-- Start of Recorded information --
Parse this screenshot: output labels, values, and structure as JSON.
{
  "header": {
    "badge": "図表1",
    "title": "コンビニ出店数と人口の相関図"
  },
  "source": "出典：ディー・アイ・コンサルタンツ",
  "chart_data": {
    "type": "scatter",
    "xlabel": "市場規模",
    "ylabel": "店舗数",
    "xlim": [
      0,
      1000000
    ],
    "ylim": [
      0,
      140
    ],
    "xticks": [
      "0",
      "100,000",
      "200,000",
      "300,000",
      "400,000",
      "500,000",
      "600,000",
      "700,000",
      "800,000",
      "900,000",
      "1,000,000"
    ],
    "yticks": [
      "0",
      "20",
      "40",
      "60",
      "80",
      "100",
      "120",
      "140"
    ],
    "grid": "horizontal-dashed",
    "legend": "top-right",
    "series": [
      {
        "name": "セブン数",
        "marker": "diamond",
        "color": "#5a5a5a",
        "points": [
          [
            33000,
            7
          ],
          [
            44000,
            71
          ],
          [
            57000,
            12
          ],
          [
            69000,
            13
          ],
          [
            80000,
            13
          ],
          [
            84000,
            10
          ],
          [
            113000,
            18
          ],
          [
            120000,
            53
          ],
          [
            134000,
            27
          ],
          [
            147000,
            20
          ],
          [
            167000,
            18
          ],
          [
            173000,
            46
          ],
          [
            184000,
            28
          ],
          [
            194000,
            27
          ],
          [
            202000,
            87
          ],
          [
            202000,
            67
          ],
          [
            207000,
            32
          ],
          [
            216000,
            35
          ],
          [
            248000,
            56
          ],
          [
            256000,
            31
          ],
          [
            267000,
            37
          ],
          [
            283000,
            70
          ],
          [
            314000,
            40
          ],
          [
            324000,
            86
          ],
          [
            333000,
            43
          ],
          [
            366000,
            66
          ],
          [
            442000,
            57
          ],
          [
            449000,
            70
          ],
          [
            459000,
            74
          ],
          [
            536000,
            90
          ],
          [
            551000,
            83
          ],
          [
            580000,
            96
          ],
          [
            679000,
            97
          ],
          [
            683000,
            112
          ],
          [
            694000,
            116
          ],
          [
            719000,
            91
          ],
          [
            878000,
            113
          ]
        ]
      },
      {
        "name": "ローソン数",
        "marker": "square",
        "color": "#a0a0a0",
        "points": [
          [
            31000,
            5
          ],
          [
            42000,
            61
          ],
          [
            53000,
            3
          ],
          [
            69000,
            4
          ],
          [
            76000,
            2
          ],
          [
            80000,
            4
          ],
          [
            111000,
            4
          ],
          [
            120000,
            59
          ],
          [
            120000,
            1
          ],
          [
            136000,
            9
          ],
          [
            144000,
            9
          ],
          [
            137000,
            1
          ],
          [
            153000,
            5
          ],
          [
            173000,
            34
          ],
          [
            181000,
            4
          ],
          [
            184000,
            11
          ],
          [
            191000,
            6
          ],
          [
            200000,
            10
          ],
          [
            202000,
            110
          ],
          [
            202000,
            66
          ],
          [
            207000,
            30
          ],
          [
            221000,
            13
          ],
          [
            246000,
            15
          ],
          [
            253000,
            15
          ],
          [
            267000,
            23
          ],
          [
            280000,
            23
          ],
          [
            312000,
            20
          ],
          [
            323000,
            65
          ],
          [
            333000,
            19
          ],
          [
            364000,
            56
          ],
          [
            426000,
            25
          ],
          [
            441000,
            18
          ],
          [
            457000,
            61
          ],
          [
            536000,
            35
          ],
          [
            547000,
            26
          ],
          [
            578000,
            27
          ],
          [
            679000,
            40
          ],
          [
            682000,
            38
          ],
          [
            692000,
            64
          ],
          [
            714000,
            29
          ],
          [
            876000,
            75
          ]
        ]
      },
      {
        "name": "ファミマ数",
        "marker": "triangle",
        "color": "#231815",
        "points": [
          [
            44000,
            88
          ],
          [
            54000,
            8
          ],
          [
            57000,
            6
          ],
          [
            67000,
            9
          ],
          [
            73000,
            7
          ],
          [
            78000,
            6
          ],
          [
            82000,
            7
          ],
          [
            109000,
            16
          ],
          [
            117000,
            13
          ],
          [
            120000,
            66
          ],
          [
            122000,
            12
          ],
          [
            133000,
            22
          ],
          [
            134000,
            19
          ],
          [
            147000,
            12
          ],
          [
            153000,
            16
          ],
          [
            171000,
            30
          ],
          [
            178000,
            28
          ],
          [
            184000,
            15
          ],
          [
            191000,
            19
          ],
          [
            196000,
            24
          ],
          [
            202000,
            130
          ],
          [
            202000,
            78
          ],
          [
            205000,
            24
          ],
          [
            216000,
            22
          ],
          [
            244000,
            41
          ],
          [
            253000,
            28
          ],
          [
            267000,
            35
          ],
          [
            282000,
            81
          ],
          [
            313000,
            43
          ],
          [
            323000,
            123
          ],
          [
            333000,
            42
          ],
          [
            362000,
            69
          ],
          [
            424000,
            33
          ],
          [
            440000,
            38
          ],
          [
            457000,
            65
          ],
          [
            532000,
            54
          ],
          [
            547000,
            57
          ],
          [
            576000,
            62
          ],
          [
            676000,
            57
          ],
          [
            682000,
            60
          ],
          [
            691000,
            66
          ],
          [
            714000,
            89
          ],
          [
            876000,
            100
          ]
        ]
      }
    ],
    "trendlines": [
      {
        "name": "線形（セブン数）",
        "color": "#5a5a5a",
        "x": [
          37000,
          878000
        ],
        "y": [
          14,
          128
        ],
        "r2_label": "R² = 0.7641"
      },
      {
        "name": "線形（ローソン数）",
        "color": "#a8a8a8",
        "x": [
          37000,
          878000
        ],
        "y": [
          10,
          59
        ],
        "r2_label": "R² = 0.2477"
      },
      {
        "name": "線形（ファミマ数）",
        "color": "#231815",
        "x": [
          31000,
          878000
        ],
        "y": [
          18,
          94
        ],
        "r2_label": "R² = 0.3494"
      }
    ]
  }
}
-- End of Recorded information --
**Work to do**
Please set down the whole listing above without altering a single line.

**Task answer**
Parse this screenshot: output labels, values, and structure as JSON.
{
  "header": {
    "badge": "図表1",
    "title": "コンビニ出店数と人口の相関図"
  },
  "source": "出典：ディー・アイ・コンサルタンツ",
  "chart_data": {
    "type": "scatter",
    "xlabel": "市場規模",
    "ylabel": "店舗数",
    "xlim": [
      0,
      1000000
    ],
    "ylim": [
      0,
      140
    ],
    "xticks": [
      "0",
      "100,000",
      "200,000",
      "300,000",
      "400,000",
      "500,000",
      "600,000",
      "700,000",
      "800,000",
      "900,000",
      "1,000,000"
    ],
    "yticks": [
      "0",
      "20",
      "40",
      "60",
      "80",
      "100",
      "120",
      "140"
    ],
    "grid": "horizontal-dashed",
    "legend": "top-right",
    "series": [
      {
        "name": "セブン数",
        "marker": "diamond",
        "color": "#5a5a5a",
        "points": [
          [
            33000,
            7
          ],
          [
            44000,
            71
          ],
          [
            57000,
            12
          ],
          [
            69000,
            13
          ],
          [
            80000,
            13
          ],
          [
            84000,
            10
          ],
          [
            113000,
            18
          ],
          [
            120000,
            53
          ],
          [
            134000,
            27
          ],
          [
            147000,
            20
          ],
          [
            167000,
            18
          ],
          [
            173000,
            46
          ],
          [
            184000,
            28
          ],
          [
            194000,
            27
          ],
          [
            202000,
            87
          ],
          [
            202000,
            67
          ],
          [
            207000,
            32
          ],
          [
            216000,
            35
          ],
          [
            248000,
            56
          ],
          [
            256000,
            31
          ],
          [
            267000,
            37
          ],
          [
            283000,
            70
          ],
          [
            314000,
            40
          ],
          [
            324000,
            86
          ],
          [
            333000,
            43
          ],
          [
            366000,
            66
          ],
          [
            442000,
            57
          ],
          [
            449000,
            70
          ],
          [
            459000,
            74
          ],
          [
            536000,
            90
          ],
          [
            551000,
            83
          ],
          [
            580000,
            96
          ],
          [
            679000,
            97
          ],
          [
            683000,
            112
          ],
          [
            694000,
            116
          ],
          [
            719000,
            91
          ],
          [
            878000,
            113
          ]
        ]
      },
      {
        "name": "ローソン数",
        "marker": "square",
        "color": "#a0a0a0",
        "points": [
          [
            31000,
            5
          ],
          [
            42000,
            61
          ],
          [
            53000,
            3
          ],
          [
            69000,
            4
          ],
          [
            76000,
            2
          ],
          [
            80000,
            4
          ],
          [
            111000,
            4
          ],
          [
            120000,
            59
          ],
          [
            120000,
            1
          ],
          [
            136000,
            9
          ],
          [
            144000,
            9
          ],
          [
            137000,
            1
          ],
          [
            153000,
            5
          ],
          [
            173000,
            34
          ],
          [
            181000,
            4
          ],
          [
            184000,
            11
          ],
          [
            191000,
            6
          ],
          [
            200000,
            10
          ],
          [
            202000,
            110
          ],
          [
            202000,
            66
          ],
          [
            207000,
            30
          ],
          [
            221000,
            13
          ],
          [
            246000,
            15
          ],
          [
            253000,
            15
          ],
          [
            267000,
            23
          ],
          [
            280000,
            23
          ],
          [
            312000,
            20
          ],
          [
            323000,
            65
          ],
          [
            333000,
            19
          ],
          [
            364000,
            56
          ],
          [
            426000,
            25
          ],
          [
            441000,
            18
          ],
          [
            457000,
            61
          ],
          [
            536000,
            35
          ],
          [
            547000,
            26
          ],
          [
            578000,
            27
          ],
          [
            679000,
            40
          ],
          [
            682000,
            38
          ],
          [
            692000,
            64
          ],
          [
            714000,
            29
          ],
          [
            876000,
            75
          ]
        ]
      },
      {
        "name": "ファミマ数",
        "marker": "triangle",
        "color": "#231815",
        "points": [
          [
            44000,
            88
          ],
          [
            54000,
            8
          ],
          [
            57000,
            6
          ],
          [
            67000,
            9
          ],
          [
            73000,
            7
          ],
          [
            78000,
            6
          ],
          [
            82000,
            7
          ],
          [
            109000,
            16
          ],
          [
            117000,
            13
          ],
          [
            120000,
            66
          ],
          [
            122000,
            12
          ],
          [
            133000,
            22
          ],
          [
            134000,
            19
          ],
          [
            147000,
            12
          ],
          [
            153000,
            16
          ],
          [
            171000,
            30
          ],
          [
            178000,
            28
          ],
          [
            184000,
            15
          ],
          [
            191000,
            19
          ],
          [
            196000,
            24
          ],
          [
            202000,
            130
          ],
          [
            202000,
            78
          ],
          [
            205000,
            24
          ],
          [
            216000,
            22
          ],
          [
            244000,
            41
          ],
          [
            253000,
            28
          ],
          [
            267000,
            35
          ],
          [
            282000,
            81
          ],
          [
            313000,
            43
          ],
          [
            323000,
            123
          ],
          [
            333000,
            42
          ],
          [
            362000,
            69
          ],
          [
            424000,
            33
          ],
          [
            440000,
            38
          ],
          [
            457000,
            65
          ],
          [
            532000,
            54
          ],
          [
            547000,
            57
          ],
          [
            576000,
            62
          ],
          [
            676000,
            57
          ],
          [
            682000,
            60
          ],
          [
            691000,
            66
          ],
          [
            714000,
            89
          ],
          [
            876000,
            100
          ]
        ]
      }
    ],
    "trendlines": [
      {
        "name": "線形（セブン数）",
        "color": "#5a5a5a",
        "x": [
          37000,
          878000
        ],
        "y": [
          14,
          128
        ],
        "r2_label": "R² = 0.7641"
      },
      {
        "name": "線形（ローソン数）",
        "color": "#a8a8a8",
        "x": [
          37000,
          878000
        ],
        "y": [
          10,
          59
        ],
        "r2_label": "R² = 0.2477"
      },
      {
        "name": "線形（ファミマ数）",
        "color": "#231815",
        "x": [
          31000,
          878000
        ],
        "y": [
          18,
          94
        ],
        "r2_label": "R² = 0.3494"
      }
    ]
  }
}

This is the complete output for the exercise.